§ **What needs to be done**: Make an exact copy of the data below, leaving out every picture.

====================

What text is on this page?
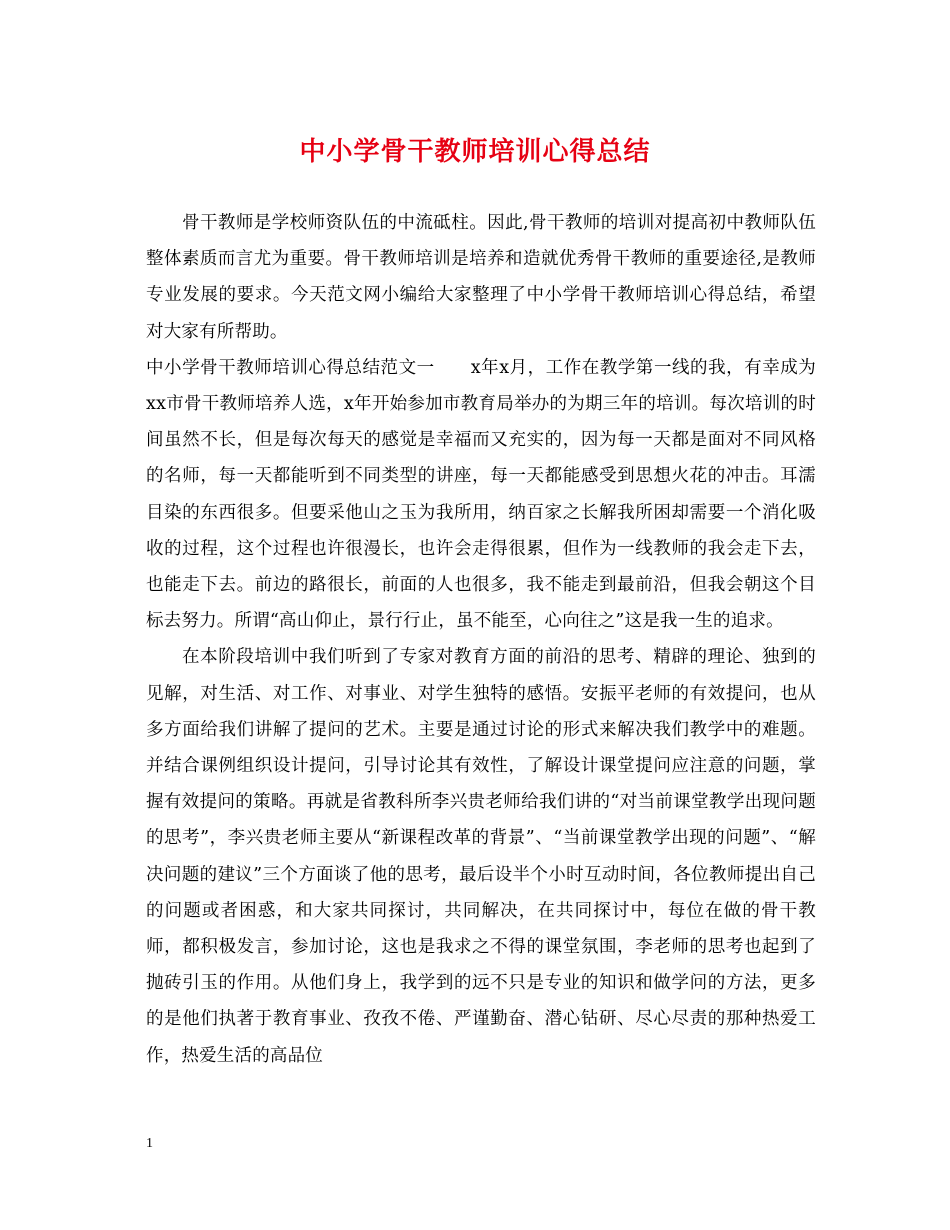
中小学骨干教师培训心得总结

骨干教师是学校师资队伍的中流砥柱。因此,骨干教师的培训对提高初中教师队伍整体素质而言尤为重要。骨干教师培训是培养和造就优秀骨干教师的重要途径,是教师专业发展的要求。今天范文网小编给大家整理了中小学骨干教师培训心得总结，希望对大家有所帮助。

中小学骨干教师培训心得总结范文一　　x年x月，工作在教学第一线的我，有幸成为xx市骨干教师培养人选，x年开始参加市教育局举办的为期三年的培训。每次培训的时间虽然不长，但是每次每天的感觉是幸福而又充实的，因为每一天都是面对不同风格的名师，每一天都能听到不同类型的讲座，每一天都能感受到思想火花的冲击。耳濡目染的东西很多。但要采他山之玉为我所用，纳百家之长解我所困却需要一个消化吸收的过程，这个过程也许很漫长，也许会走得很累，但作为一线教师的我会走下去，也能走下去。前边的路很长，前面的人也很多，我不能走到最前沿，但我会朝这个目标去努力。所谓“高山仰止，景行行止，虽不能至，心向往之”这是我一生的追求。

在本阶段培训中我们听到了专家对教育方面的前沿的思考、精辟的理论、独到的见解，对生活、对工作、对事业、对学生独特的感悟。安振平老师的有效提问，也从多方面给我们讲解了提问的艺术。主要是通过讨论的形式来解决我们教学中的难题。并结合课例组织设计提问，引导讨论其有效性，了解设计课堂提问应注意的问题，掌握有效提问的策略。再就是省教科所李兴贵老师给我们讲的“对当前课堂教学出现问题的思考”，李兴贵老师主要从“新课程改革的背景”、“当前课堂教学出现的问题”、“解决问题的建议”三个方面谈了他的思考，最后设半个小时互动时间，各位教师提出自己的问题或者困惑，和大家共同探讨，共同解决，在共同探讨中，每位在做的骨干教师，都积极发言，参加讨论，这也是我求之不得的课堂氛围，李老师的思考也起到了抛砖引玉的作用。从他们身上，我学到的远不只是专业的知识和做学问的方法，更多的是他们执著于教育事业、孜孜不倦、严谨勤奋、潜心钻研、尽心尽责的那种热爱工作，热爱生活的高品位

1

====================

§ **Expected answer**:
What text is on this page?
中小学骨干教师培训心得总结

骨干教师是学校师资队伍的中流砥柱。因此,骨干教师的培训对提高初中教师队伍整体素质而言尤为重要。骨干教师培训是培养和造就优秀骨干教师的重要途径,是教师专业发展的要求。今天范文网小编给大家整理了中小学骨干教师培训心得总结，希望对大家有所帮助。

中小学骨干教师培训心得总结范文一　　x年x月，工作在教学第一线的我，有幸成为xx市骨干教师培养人选，x年开始参加市教育局举办的为期三年的培训。每次培训的时间虽然不长，但是每次每天的感觉是幸福而又充实的，因为每一天都是面对不同风格的名师，每一天都能听到不同类型的讲座，每一天都能感受到思想火花的冲击。耳濡目染的东西很多。但要采他山之玉为我所用，纳百家之长解我所困却需要一个消化吸收的过程，这个过程也许很漫长，也许会走得很累，但作为一线教师的我会走下去，也能走下去。前边的路很长，前面的人也很多，我不能走到最前沿，但我会朝这个目标去努力。所谓“高山仰止，景行行止，虽不能至，心向往之”这是我一生的追求。

在本阶段培训中我们听到了专家对教育方面的前沿的思考、精辟的理论、独到的见解，对生活、对工作、对事业、对学生独特的感悟。安振平老师的有效提问，也从多方面给我们讲解了提问的艺术。主要是通过讨论的形式来解决我们教学中的难题。并结合课例组织设计提问，引导讨论其有效性，了解设计课堂提问应注意的问题，掌握有效提问的策略。再就是省教科所李兴贵老师给我们讲的“对当前课堂教学出现问题的思考”，李兴贵老师主要从“新课程改革的背景”、“当前课堂教学出现的问题”、“解决问题的建议”三个方面谈了他的思考，最后设半个小时互动时间，各位教师提出自己的问题或者困惑，和大家共同探讨，共同解决，在共同探讨中，每位在做的骨干教师，都积极发言，参加讨论，这也是我求之不得的课堂氛围，李老师的思考也起到了抛砖引玉的作用。从他们身上，我学到的远不只是专业的知识和做学问的方法，更多的是他们执著于教育事业、孜孜不倦、严谨勤奋、潜心钻研、尽心尽责的那种热爱工作，热爱生活的高品位

1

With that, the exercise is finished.